■ **EXERCISE DESCRIPTION**:
Gather up every line that includes the string "this".

■ **MATERIAL SHOWN**:
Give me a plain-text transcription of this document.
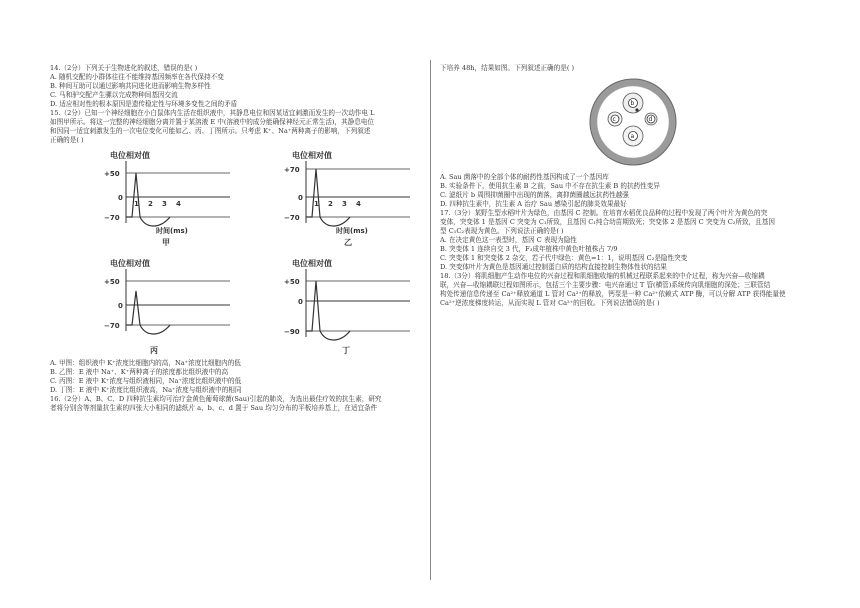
14.（2分）下列关于生物进化的叙述，错误的是( )

A. 随机交配的小群体往往不能维持基因频率在各代保持不变

B. 种间互助可以通过影响共同进化进而影响生物多样性

C. 马和驴交配产生骡以完成物种间基因交流

D. 适应相对性的根本原因是遗传稳定性与环境多变性之间的矛盾

15.（2分）已知一个神经细胞在小白鼠体内生活在组织液中，其静息电位和因某适宜刺激而发生的一次动作电 L

如图甲所示。将这一完整的神经细胞分离并置于某溶液 E 中(溶液中的成分能确保神经元正常生活)，其静息电位

和因同一适宜刺激发生的一次电位变化可能如乙、丙、丁图所示。只考虑 K⁺、Na⁺两种离子的影响，下列叙述

正确的是( )

电位相对值
+50
0
−70
1 2 3 4
时间(ms)
甲
电位相对值
+70
0
−70
1 2 3 4
时间(ms)
乙
电位相对值
+50
0
−70
丙
电位相对值
+50
0
−90
丁

A. 甲图：组织液中 K⁺浓度比细胞内的高，Na⁺浓度比细胞内的低

B. 乙图：E 液中 Na⁺、K⁺两种离子的浓度都比组织液中的高

C. 丙图：E 液中 K⁺浓度与组织液相同，Na⁺浓度比组织液中的低

D. 丁图：E 液中 K⁺浓度比组织液高，Na⁺浓度与组织液中的相同

16.（2分）A、B、C、D 四种抗生素均可治疗金黄色葡萄球菌(Sau)引起的肺炎，为选出最佳疗效的抗生素，研究

者将分别含等剂量抗生素的四张大小相同的滤纸片 a、b、c、d 置于 Sau 均匀分布的平板培养基上，在适宜条件

下培养 48h，结果如图。下列叙述正确的是( )

b
a
c	d

A. Sau 菌落中的全部个体的耐药性基因构成了一个基因库

B. 实验条件下，使用抗生素 B 之前，Sau 中不存在抗生素 B 的抗药性变异

C. 滤纸片 b 周围抑菌圈中出现的菌落，离抑菌圈越远抗药性越强

D. 四种抗生素中，抗生素 A 治疗 Sau 感染引起的肺炎效果最好

17.（3分）某野生型水稻叶片为绿色，由基因 C 控制。在培育水稻优良品种的过程中发现了两个叶片为黄色的突

变体，突变体 1 是基因 C 突变为 C₁所致，且基因 C₁纯合幼苗期致死；突变体 2 是基因 C 突变为 C₂所致，且基因

型 C₁C₂表现为黄色。下列说法正确的是( )

A. 在决定黄色这一表型时，基因 C 表现为隐性

B. 突变体 1 连续自交 3 代，F₃成年植株中黄色叶植株占 7/9

C. 突变体 1 和突变体 2 杂交，若子代中绿色：黄色=1：1，说明基因 C₂是隐性突变

D. 突变体叶片为黄色是基因通过控制蛋白质的结构直接控制生物体性状的结果

18.（3分）将肌细胞产生动作电位的兴奋过程和肌细胞收缩的机械过程联系起来的中介过程，称为兴奋—收缩耦

联，兴奋—收缩耦联过程如图所示，包括三个主要步骤：电兴奋通过 T 管(横管)系统传向肌细胞的深处；三联管结

构处传递信息传递至 Ca²⁺释放通道 L 管对 Ca²⁺的释放，钙泵是一种 Ca²⁺依赖式 ATP 酶，可以分解 ATP 获得能量使

Ca²⁺逆浓度梯度转运，从而实现 L 管对 Ca²⁺的回收。下列说法错误的是( )
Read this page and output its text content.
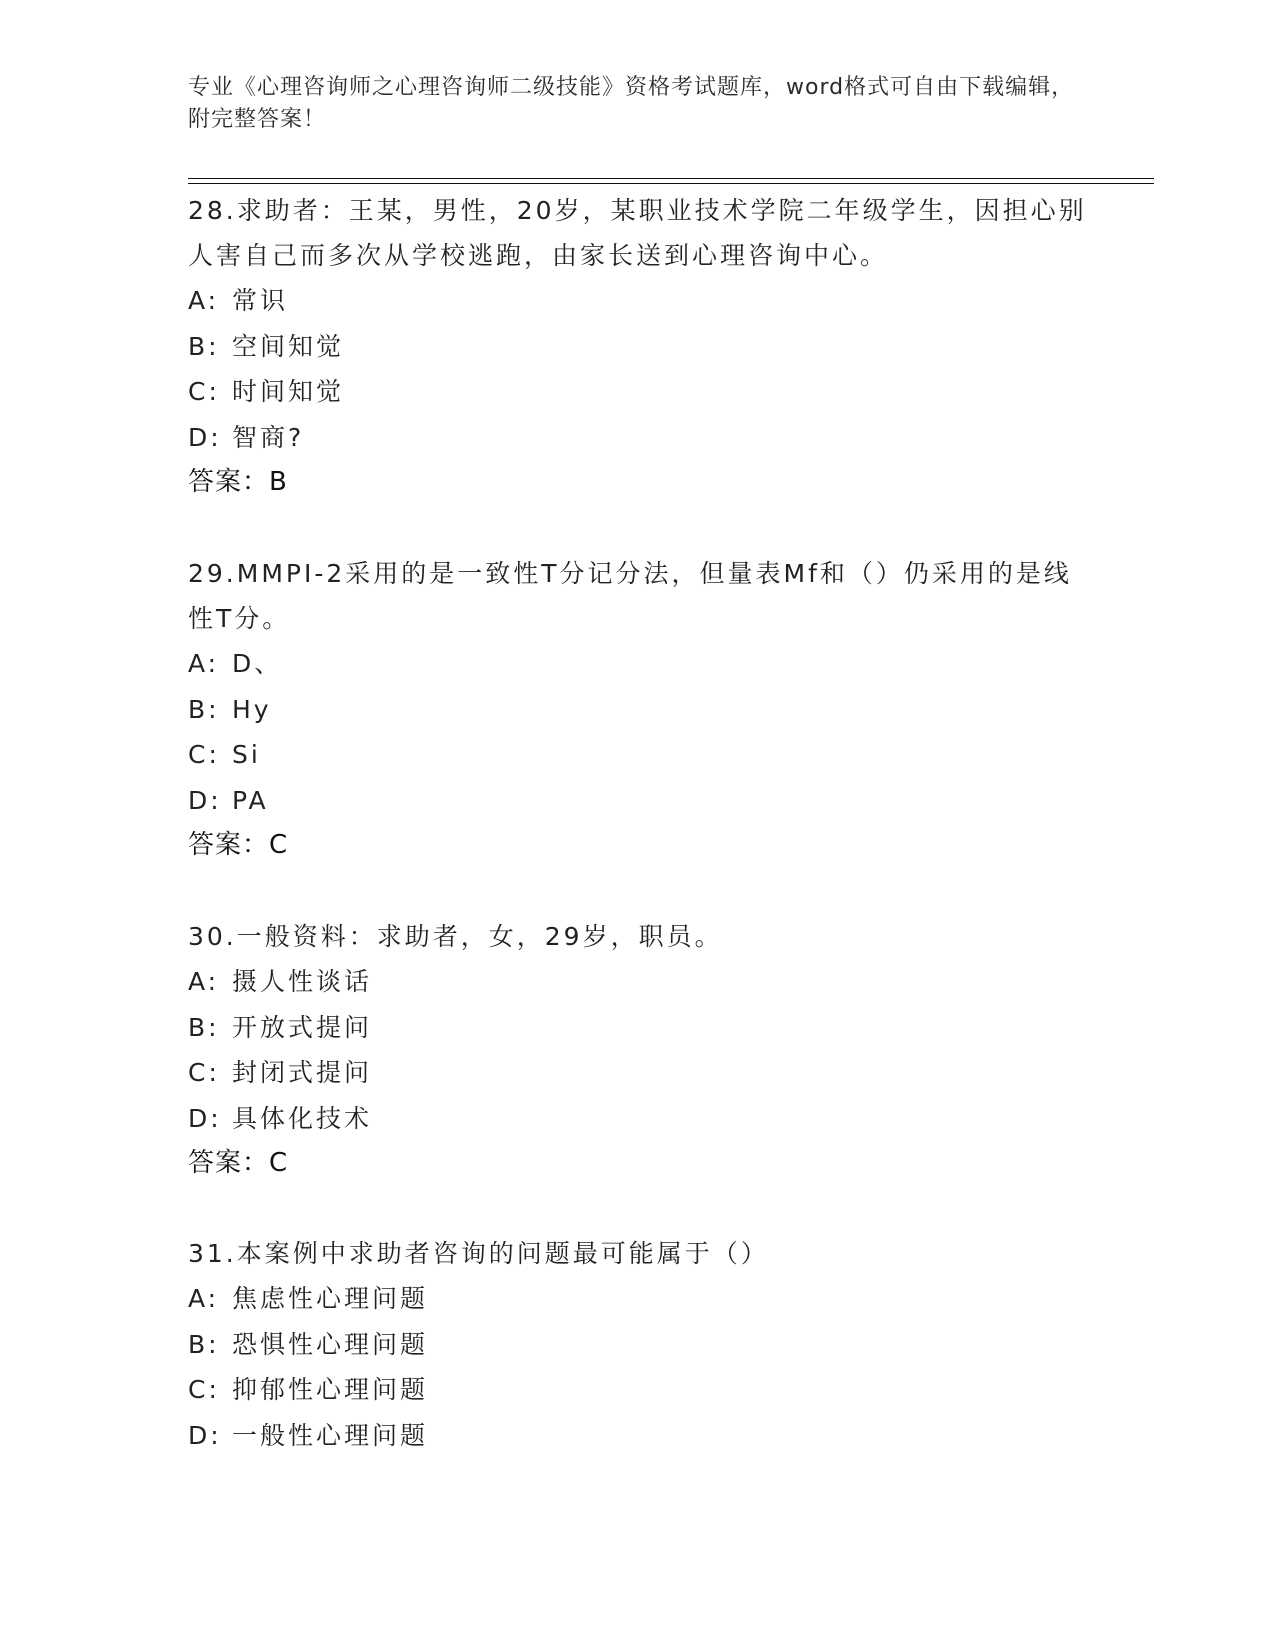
专业《心理咨询师之心理咨询师二级技能》资格考试题库，word格式可自由下载编辑，附完整答案！

28.求助者：王某，男性，20岁，某职业技术学院二年级学生，因担心别人害自己而多次从学校逃跑，由家长送到心理咨询中心。

A: 常识

B: 空间知觉

C: 时间知觉

D: 智商?

答案：B

29.MMPI-2采用的是一致性T分记分法，但量表Mf和（）仍采用的是线性T分。

A: D、

B: Hy

C: Si

D: PA

答案：C

30.一般资料：求助者，女，29岁，职员。

A: 摄人性谈话

B: 开放式提问

C: 封闭式提问

D: 具体化技术

答案：C

31.本案例中求助者咨询的问题最可能属于（）

A: 焦虑性心理问题

B: 恐惧性心理问题

C: 抑郁性心理问题

D: 一般性心理问题
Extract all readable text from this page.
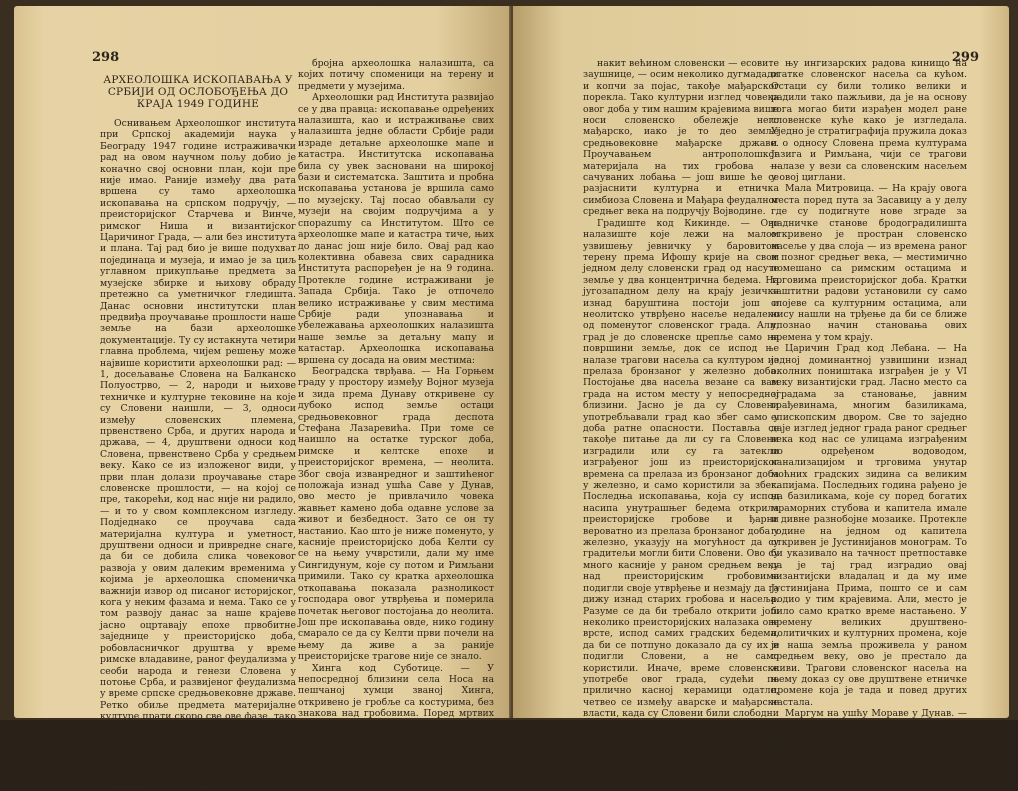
298

АРХЕОЛОШКА ИСКОПАВАЊА У СРБИЈИ ОД ОСЛОБОЂЕЊА ДО КРАЈА 1949 ГОДИНЕ

Оснивањем Археолошког института при Српској академији наука у Београду 1947 године истраживачки рад на овом научном пољу добио је коначно свој основни план, који пре није имао. Раније између два рата вршена су тамо археолошка ископавања на српском подручју, — преисторијског Старчева и Винче, римског Ниша и византијског Царичиног Града, — али без института и плана. Тај рад био је више подухват појединаца и музеја, и имао је за циљ углавном прикупљање предмета за музејске збирке и њихову обраду претежно са уметничког гледишта. Данас основни институтски план предвиђа проучавање прошлости наше земље на бази археолошке документације. Ту су истакнута четири главна проблема, чијем решењу може највише користити археолошки рад: — 1, досељавање Словена на Балканско Полуострво, — 2, народи и њихове техничке и културне тековине на које су Словени наишли, — 3, односи између словенских племена, првенствено Срба, и других народа и држава, — 4, друштвени односи код Словена, првенствено Срба у средњем веку. Како се из изложеног види, у први план долази проучавање старе словенске прошлости, — на којој се пре, такорећи, код нас није ни радило, — и то у свом комплексном изгледу. Подједнако се проучава сада материјална култура и уметност, друштвени односи и привредне снаге, да би се добила слика човековог развоја у овим далеким временима у којима је археолошка споменичка важнији извор од писаног историјског, кога у неким фазама и нема. Тако се у том развоју данас за наше крајеве јасно оцртавају епохе првобитне заједнице у преисторијско доба, робовласничког друштва у време римске владавине, раног феудализма у сеоби народа и генези Словена у потоње Срба, и развијеног феудализма у време српске средњовековне државе. Ретко обиље предмета материјалне културе прати скоро све ове фазе, тако да наша земља улази у групу археолошки најзанимљивијих крајева Европе. Блиски Исток, антички Грчка и Рим, Византија, сви народи и племена из времена велике сеобе оставили су за собом

бројна археолошка налазишта, са којих потичу споменици на терену и предмети у музејима.

Археолошки рад Института развијао се у два правца: ископавање одређених налазишта, као и истраживање свих налазишта једне области Србије ради израде детаљне археолошке мапе и катастра. Институтска ископавања била су увек засновани на широкој бази и систематска. Заштита и пробна ископавања установа је вршила само по музејску. Тај посао обављали су музеји на својим подручјима а у спорazumу са Институтом. Што се археолошке мапе и катастра тиче, њих до данас још није било. Овај рад као колективна обавеза свих сарадника Института распоређен је на 9 година. Протекле године истраживани је Запада Србија. Тако је отпочело велико истраживање у свим местима Србије ради упознавања и убележавања археолошких налазишта наше земље за детаљну мапу и катастар. Археолошка ископавања вршена су досада на овим местима:

Београдска тврђава. — На Горњем граду у простору између Војног музеја и зида према Дунаву откривене су дубоко испод земље остаци средњовековног града деспота Стефана Лазаревића. При томе се наишло на остатке турског доба, римске и келтске епохе и преисторијског времена, — неолита. Због своја изванредног и заштићеног положаја изнад ушћа Саве у Дунав, ово место је привлачило човека жавњет камено доба одавне услове за живот и безбедност. Затo се он ту настанио. Као што је ниже поменуто, у касније преисторијско доба Келти су се на њему учврстили, дали му име Сингидунум, које су потом и Римљани примили. Тако су кратка археолошка откопавања показала разноликост господара овог утврђења и померила почетак његовог постојања до неолита. Још пре ископавања овде, нико годину смарало се да су Келти први почели на њему да живе а за раније преисторијске трагове није се знало.

Хинга код Суботице. — У непосредној близини села Носа на пешчаној хумци званој Хинга, откривено је гробље са костурима, без знакова над гробовима. Поред мртвих налажени су се понекад посмртни дарови, претежно накит, рећи новац. Новци је мађарски од XI до XIV века, а

299

накит већином словенски — есовите заушнице, — осим неколико дугмадади и копчи за појас, такође мађарског порекла. Тако културни изглед човека овог доба у тим нашим крајевима више носи словенско обележје него мађарско, иако је то део земље средњовековне мађарске државе. Проучавањем антрополошког материјала на тих гробова — сачуваних лобања — још више ће се разјаснити културна и етничка симбиоза Словена и Мађара феудалног средњег века на подручју Војводине.

Градиште код Кикинде. — Ово налазиште које лежи на малом узвишењу јевничку у баровитом терену према Ифошу крије на свом једном делу словенски град од насуте земље у два концентрична бедема. На југозападном делу на крају језичка изнад баруштина постоји још и неолитско утврђено насеље недалеко од поменутог словенског града. Али, град је до словенске црепље само на површини земље, док се испод ње налазе трагови насеља са културом из прелаза бронзаног у железно доба. Постојање два насеља везане са вам града на истом месту у непосредној близини. Јасно је да су Словени употребљавали град као збег само у доба ратне опасности. Поставља се такође питање да ли су га Словени изградили или су га затекли изграђеног још из преисторијског времена са прелаза из бронзаног доба у железно, и само користили за збег. Последња ископавања, која су испод насипа унутрашњег бедема открила преисторијске гробове и ђарни вероватно из прелаза бронзаног доба у железно, указују на могућност да су градитељи могли бити Словени. Ово су много касније у раном средњем веку над преисторијским гробовима подигли своје утврђење и незмају да га дижу изнад старих гробова и насеља. Разуме се да би требало открити још неколико преисторијских налазака ове врсте, испод самих градских бедема, да би се потпуно доказало да су их и подигли Словени, а не само користили. Иначе, време словенске употребе овог града, судећи по приличнo касној керамици одатле, четвео се између аварске и мађарске власти, када су Словени били слободни и самостални.

Пиротиште. — У тзв. Нијовој линији, где је некада откривено насеље из бронзаног доба, сада се у продуже-

њу ингизарских радова кинищо на отатке словенског насеља са кућом. Остаци су били толико велики и радили тако пажљиви, да је на основу тога могао бити израђен модел ране словенске куће како је изгледала. Уједно је стратиграфија пружила доказ и о односу Словена према културама Јазига и Римљана, чији се трагови налазе у вези са словенским насељем у овој циглани.

Мала Митровица. — На крају овога места поред пута за Засавицу а у делу где су подигнуте нове зграде за радничке станове бродоградилишта откривено је простран словенско насеље у два слоја — из времена раног и позног средњег века, — местимично помешано са римским остацима и трговима преисторијског доба. Кратки заштитни радови установили су само слојеве са културним остацима, али нису нашли на трђење да би се ближе упознао начин становања ових времена у том крају.

Царичин Град код Лебана. — На једној доминантној узвишини изнад околних поништака изграђен је у VI веку византијски град. Ласно место са зградама за становање, јавним грађевинама, многим базиликама, епископским двором. Све то заједно даје изглед једног града раног средњег века код нас се улицама изграђеним по одређеном водоводом, канализацијом и трговима унутар моћних градских зидина са великим капијама. Последњих година рађено је на базиликама, које су поред богатих мраморних стубова и капитела имале и дивне разнобојне мозаике. Протекле године на једном од капитела откривен је Јустинијанов монограм. То би указивало на тачност претпоставке да је тај град изградио овај византијски владалац и да му име Јустинијана Прима, пошто се и сам родио у тим крајевима. Али, место је било само кратко време настањено. У времену великих друштвено-политичких и културних промена, које је наша земља проживела у раном средњем веку, ово је престало да живи. Трагови словенског насеља на њему доказ су ове друштвене етничке промене која је тада и повед других настала.

Маргум на ушћу Мораве у Дунав. — Ту је поред данашње Дубравице раније вековима постојало римско место. Ископине су открите-
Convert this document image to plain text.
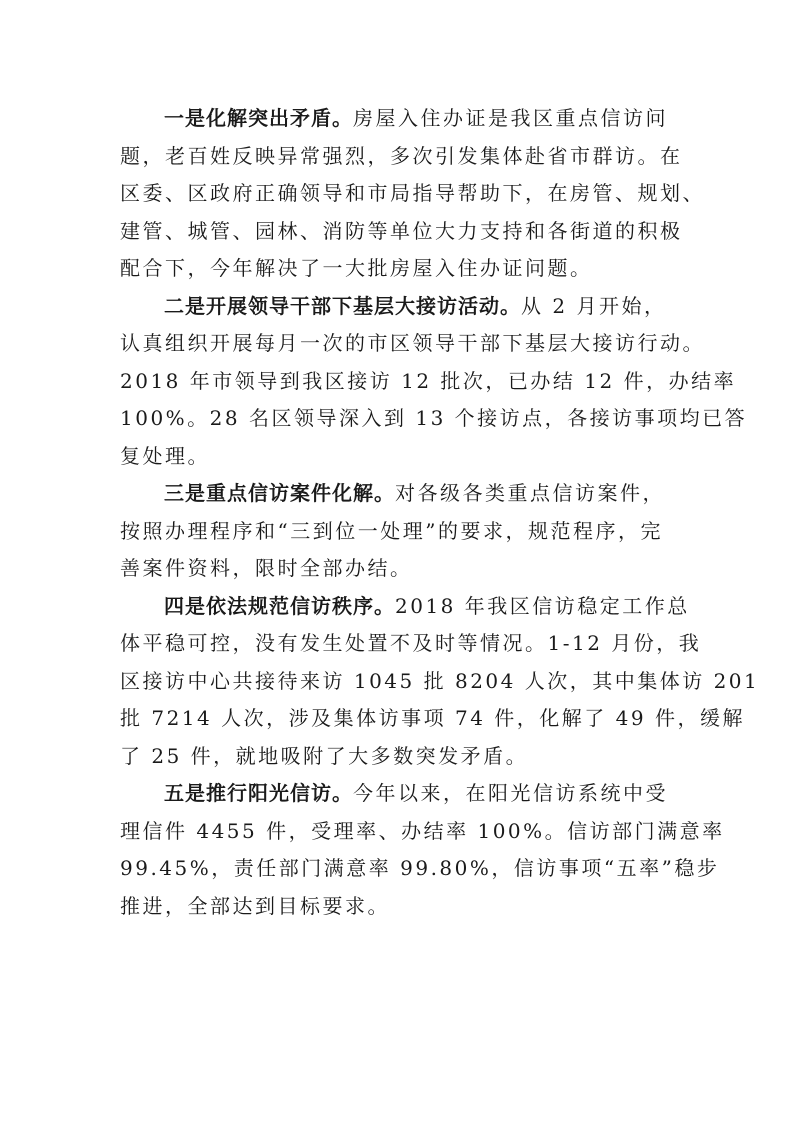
一是化解突出矛盾。房屋入住办证是我区重点信访问
题，老百姓反映异常强烈，多次引发集体赴省市群访。在
区委、区政府正确领导和市局指导帮助下，在房管、规划、
建管、城管、园林、消防等单位大力支持和各街道的积极
配合下，今年解决了一大批房屋入住办证问题。
二是开展领导干部下基层大接访活动。从 2 月开始，
认真组织开展每月一次的市区领导干部下基层大接访行动。
2018 年市领导到我区接访 12 批次，已办结 12 件，办结率
100%。28 名区领导深入到 13 个接访点，各接访事项均已答
复处理。
三是重点信访案件化解。对各级各类重点信访案件，
按照办理程序和“三到位一处理”的要求，规范程序，完
善案件资料，限时全部办结。
四是依法规范信访秩序。2018 年我区信访稳定工作总
体平稳可控，没有发生处置不及时等情况。1-12 月份，我
区接访中心共接待来访 1045 批 8204 人次，其中集体访 201
批 7214 人次，涉及集体访事项 74 件，化解了 49 件，缓解
了 25 件，就地吸附了大多数突发矛盾。
五是推行阳光信访。今年以来，在阳光信访系统中受
理信件 4455 件，受理率、办结率 100%。信访部门满意率
99.45%，责任部门满意率 99.80%，信访事项“五率”稳步
推进，全部达到目标要求。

■ **TASK RESULT**:
Give me a plain-text transcription of this document.
Read this page and output its text content.
Extract all readable text from this page.
Convert this document image to plain text.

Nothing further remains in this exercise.